What is needed: Check each line of the entries below for the string "أحمد"; copy every line where it appears.
---- Stored rows
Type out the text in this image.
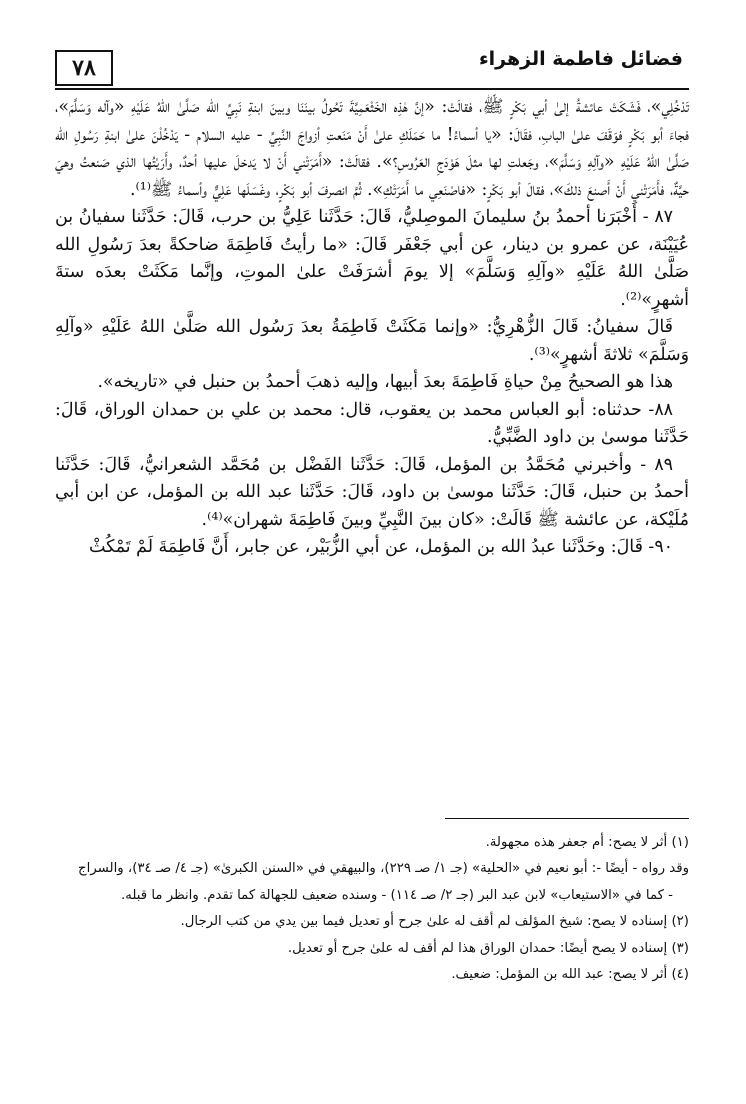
٧٨	فضائل فاطمة الزهراء

تَدْخُلِي»، فَشَكَتْ عائشةُ إلىٰ أبي بَكْرٍ ﷺ، فقالَتْ: «إنَّ هٰذِه الخَثْعَمِيَّةَ تَحُولُ بينَنَا وبينَ ابنةِ نَبِيِّ الله صَلَّىٰ اللهُ عَلَيْهِ «وآله وَسَلَّمَ»، فجاءَ أبو بَكْرٍ فوَقَفَ علىٰ البابِ، فقَالَ: «يا أسماءُ! ما حَمَلَكِ علىٰ أَنْ مَنَعتِ أزواجَ النَّبِيِّ - عليه السلام - يَدْخُلْنَ علىٰ ابنةِ رَسُولِ الله صَلَّىٰ اللهُ عَلَيْهِ «وآلِهِ وَسَلَّمَ»، وجَعلتِ لها مثلَ هَوْدَجِ العَرُوسِ؟». فقالَتْ: «أَمَرَتْني أَنْ لا يَدخلَ عليها أحدٌ، وأَرَيْتُها الذي صَنعتُ وهيَ حيَّةٌ، فأَمَرَتْني أَنْ أَصنعَ ذلكَ»، فقالَ أبو بَكْرٍ: «فاصْنَعِي ما أَمَرَتْكِ». ثُمَّ انصرفَ أبو بَكْرٍ، وغَسَلَها عَلِيٌّ وأسماءُ ﷺ⁽¹⁾.

٨٧ - أَخْبَرَنا أحمدُ بنُ سليمانَ الموصِليُّ، قَالَ: حَدَّثَنا عَلِيُّ بن حرب، قَالَ: حَدَّثَنا سفيانُ بن عُيَيْنَة، عن عمرو بن دينار، عن أبي جَعْفَر قَالَ: «ما رأيتُ فَاطِمَةَ ضاحكةً بعدَ رَسُولِ الله صَلَّىٰ اللهُ عَلَيْهِ «وآلِهِ وَسَلَّمَ» إلا يومَ أشرَفَتْ علىٰ الموتِ، وإنَّما مَكَثَتْ بعدَه ستةَ أشهرٍ»⁽²⁾.

قَالَ سفيانُ: قَالَ الزُّهْرِيُّ: «وإنما مَكَثَتْ فَاطِمَةُ بعدَ رَسُول الله صَلَّىٰ اللهُ عَلَيْهِ «وآلِهِ وَسَلَّمَ» ثلاثةَ أشهرٍ»⁽³⁾.

هذا هو الصحيحُ مِنْ حياةِ فَاطِمَةَ بعدَ أبيها، وإليه ذهبَ أحمدُ بن حنبل في «تاريخه».

٨٨- حدثناه: أبو العباس محمد بن يعقوب، قال: محمد بن علي بن حمدان الوراق، قَالَ: حَدَّثَنا موسىٰ بن داود الضَّبِّيُّ.

٨٩ - وأخبرني مُحَمَّدُ بن المؤمل، قَالَ: حَدَّثَنا الفَضْل بن مُحَمَّد الشعرانيُّ، قَالَ: حَدَّثَنا أحمدُ بن حنبل، قَالَ: حَدَّثَنا موسىٰ بن داود، قَالَ: حَدَّثَنا عبد الله بن المؤمل، عن ابن أبي مُلَيْكة، عن عائشة ﷺ قَالَتْ: «كان بينَ النَّبِيِّ وبينَ فَاطِمَةَ شهران»⁽⁴⁾.

٩٠- قَالَ: وحَدَّثَنا عبدُ الله بن المؤمل، عن أبي الزُّبَيْر، عن جابر، أَنَّ فَاطِمَةَ لَمْ تَمْكُثْ

(١) أثر لا يصح: أم جعفر هذه مجهولة.

وقد رواه - أيضًا -: أبو نعيم في «الحلية» (جـ ١/ صـ ٢٢٩)، والبيهقي في «السنن الكبرىٰ» (جـ ٤/ صـ ٣٤)، والسراج

- كما في «الاستيعاب» لابن عبد البر (جـ ٢/ صـ ١١٤) - وسنده ضعيف للجهالة كما تقدم. وانظر ما قبله.

(٢) إسناده لا يصح: شيخ المؤلف لم أقف له علىٰ جرح أو تعديل فيما بين يدي من كتب الرجال.

(٣) إسناده لا يصح أيضًا: حمدان الوراق هذا لم أقف له علىٰ جرح أو تعديل.

(٤) أثر لا يصح: عبد الله بن المؤمل: ضعيف.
--------
Full solution:
٨٧ - أَخْبَرَنا أحمدُ بنُ سليمانَ الموصِليُّ، قَالَ: حَدَّثَنا عَلِيُّ بن حرب، قَالَ: حَدَّثَنا سفيانُ بن عُيَيْنَة، عن عمرو بن دينار، عن أبي جَعْفَر قَالَ: «ما رأيتُ فَاطِمَةَ ضاحكةً بعدَ رَسُولِ الله صَلَّىٰ اللهُ عَلَيْهِ «وآلِهِ وَسَلَّمَ» إلا يومَ أشرَفَتْ علىٰ الموتِ، وإنَّما مَكَثَتْ بعدَه ستةَ أشهرٍ»⁽²⁾.
هذا هو الصحيحُ مِنْ حياةِ فَاطِمَةَ بعدَ أبيها، وإليه ذهبَ أحمدُ بن حنبل في «تاريخه».
٨٩ - وأخبرني مُحَمَّدُ بن المؤمل، قَالَ: حَدَّثَنا الفَضْل بن مُحَمَّد الشعرانيُّ، قَالَ: حَدَّثَنا أحمدُ بن حنبل، قَالَ: حَدَّثَنا موسىٰ بن داود، قَالَ: حَدَّثَنا عبد الله بن المؤمل، عن ابن أبي مُلَيْكة، عن عائشة ﷺ قَالَتْ: «كان بينَ النَّبِيِّ وبينَ فَاطِمَةَ شهران»⁽⁴⁾.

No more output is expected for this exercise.